*Required work*:
Which lines have the string "کنید"? Copy all of them from the entries below.

[Collection entries]
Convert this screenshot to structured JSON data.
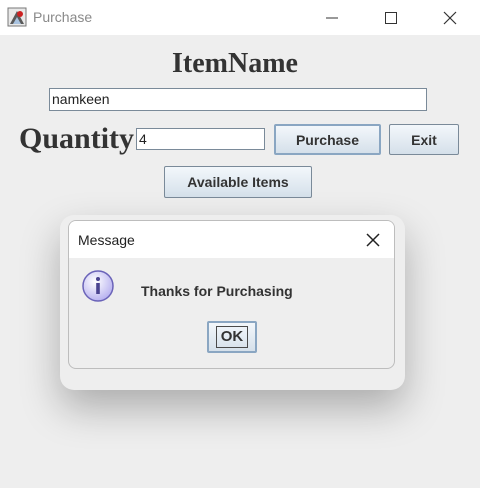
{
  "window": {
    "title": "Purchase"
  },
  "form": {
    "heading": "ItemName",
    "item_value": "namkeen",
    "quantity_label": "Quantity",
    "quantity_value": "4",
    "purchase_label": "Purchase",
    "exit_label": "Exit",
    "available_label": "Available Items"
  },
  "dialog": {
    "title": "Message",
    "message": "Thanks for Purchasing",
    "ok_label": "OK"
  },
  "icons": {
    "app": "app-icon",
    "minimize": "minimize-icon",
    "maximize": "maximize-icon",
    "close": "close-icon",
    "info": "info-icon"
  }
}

==

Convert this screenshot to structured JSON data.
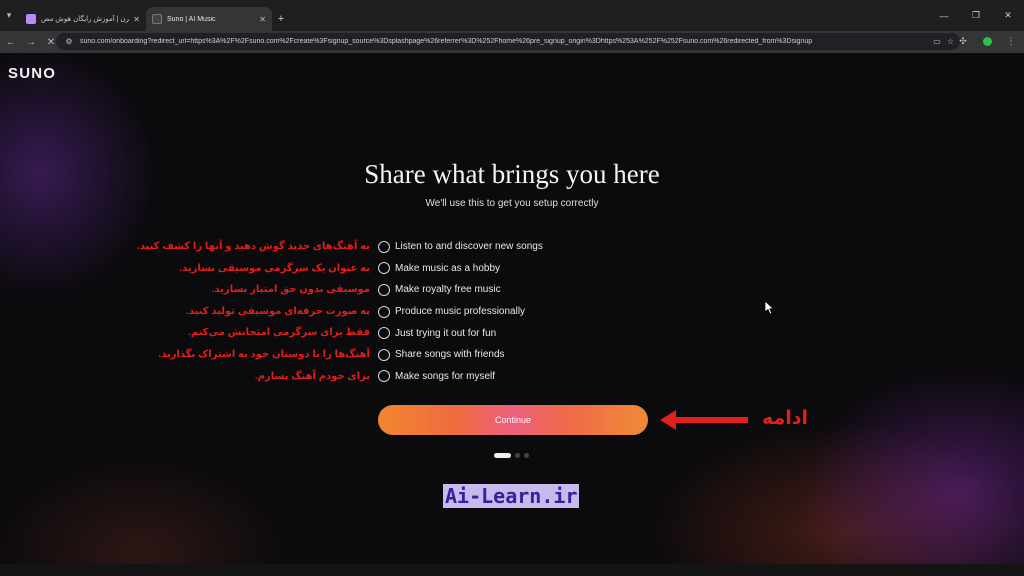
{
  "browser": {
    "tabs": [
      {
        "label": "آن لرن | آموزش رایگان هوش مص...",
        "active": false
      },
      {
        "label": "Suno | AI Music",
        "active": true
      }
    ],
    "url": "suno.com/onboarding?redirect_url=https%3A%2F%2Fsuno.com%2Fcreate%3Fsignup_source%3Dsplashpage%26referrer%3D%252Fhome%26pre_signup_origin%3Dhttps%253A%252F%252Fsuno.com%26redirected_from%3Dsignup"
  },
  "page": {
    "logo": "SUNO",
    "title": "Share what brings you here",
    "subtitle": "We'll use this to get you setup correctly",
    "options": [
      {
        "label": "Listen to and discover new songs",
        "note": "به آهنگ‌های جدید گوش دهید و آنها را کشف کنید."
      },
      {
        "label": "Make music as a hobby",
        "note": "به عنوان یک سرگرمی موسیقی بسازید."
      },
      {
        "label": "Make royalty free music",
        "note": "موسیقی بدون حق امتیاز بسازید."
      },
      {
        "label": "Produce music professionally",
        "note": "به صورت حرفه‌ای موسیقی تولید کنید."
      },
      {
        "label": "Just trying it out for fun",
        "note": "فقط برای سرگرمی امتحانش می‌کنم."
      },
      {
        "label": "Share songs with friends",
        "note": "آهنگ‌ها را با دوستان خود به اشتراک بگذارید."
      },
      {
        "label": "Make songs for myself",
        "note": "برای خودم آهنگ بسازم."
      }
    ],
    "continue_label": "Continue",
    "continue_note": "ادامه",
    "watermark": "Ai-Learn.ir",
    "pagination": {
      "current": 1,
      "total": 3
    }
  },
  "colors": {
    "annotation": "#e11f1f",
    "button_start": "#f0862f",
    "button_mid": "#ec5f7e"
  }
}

*Answer to the exercise*:
        "note": "به آهنگ‌های جدید گوش دهید و آنها را کشف کنید."
        "note": "به صورت حرفه‌ای موسیقی تولید کنید."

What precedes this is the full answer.